GOAL OF THE EXERCISE
Each line that holds the word "белый" is to be identified and copied.

[Stored items]
****

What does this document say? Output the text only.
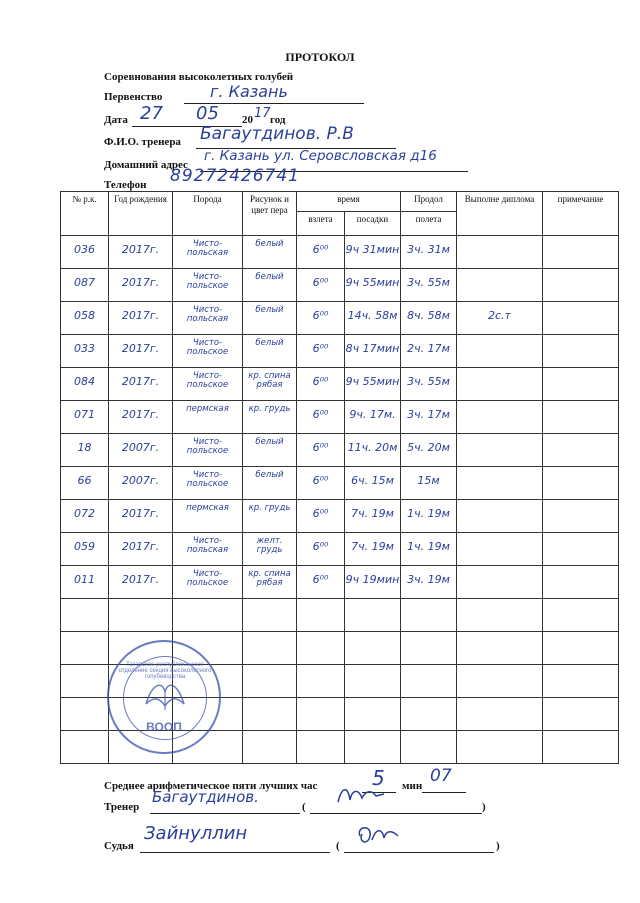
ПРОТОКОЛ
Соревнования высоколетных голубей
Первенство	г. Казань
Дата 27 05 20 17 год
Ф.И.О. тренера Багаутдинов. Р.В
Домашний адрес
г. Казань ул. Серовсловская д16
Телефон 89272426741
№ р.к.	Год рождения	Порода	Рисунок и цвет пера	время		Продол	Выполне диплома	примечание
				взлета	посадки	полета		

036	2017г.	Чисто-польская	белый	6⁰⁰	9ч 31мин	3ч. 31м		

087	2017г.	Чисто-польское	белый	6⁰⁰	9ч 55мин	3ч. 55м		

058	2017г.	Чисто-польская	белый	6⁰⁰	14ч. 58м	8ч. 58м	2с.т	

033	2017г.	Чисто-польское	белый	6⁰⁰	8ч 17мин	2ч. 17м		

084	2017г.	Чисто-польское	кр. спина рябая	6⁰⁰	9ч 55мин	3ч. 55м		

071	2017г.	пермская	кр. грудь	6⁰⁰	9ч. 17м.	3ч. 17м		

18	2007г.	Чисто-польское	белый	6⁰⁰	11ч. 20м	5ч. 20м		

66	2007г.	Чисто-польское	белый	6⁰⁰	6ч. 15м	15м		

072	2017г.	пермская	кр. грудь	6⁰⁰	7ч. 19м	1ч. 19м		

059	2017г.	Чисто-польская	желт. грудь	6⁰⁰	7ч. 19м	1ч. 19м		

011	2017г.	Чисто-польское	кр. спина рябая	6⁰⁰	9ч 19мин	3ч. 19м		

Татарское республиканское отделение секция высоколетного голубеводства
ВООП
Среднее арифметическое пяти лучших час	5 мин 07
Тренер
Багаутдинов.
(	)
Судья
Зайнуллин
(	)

****

OUTPUT FOR THIS TASK
036	2017г.	Чисто-польская	белый	6⁰⁰	9ч 31мин	3ч. 31м		
087	2017г.	Чисто-польское	белый	6⁰⁰	9ч 55мин	3ч. 55м		
058	2017г.	Чисто-польская	белый	6⁰⁰	14ч. 58м	8ч. 58м	2с.т	
033	2017г.	Чисто-польское	белый	6⁰⁰	8ч 17мин	2ч. 17м		
18	2007г.	Чисто-польское	белый	6⁰⁰	11ч. 20м	5ч. 20м		
66	2007г.	Чисто-польское	белый	6⁰⁰	6ч. 15м	15м		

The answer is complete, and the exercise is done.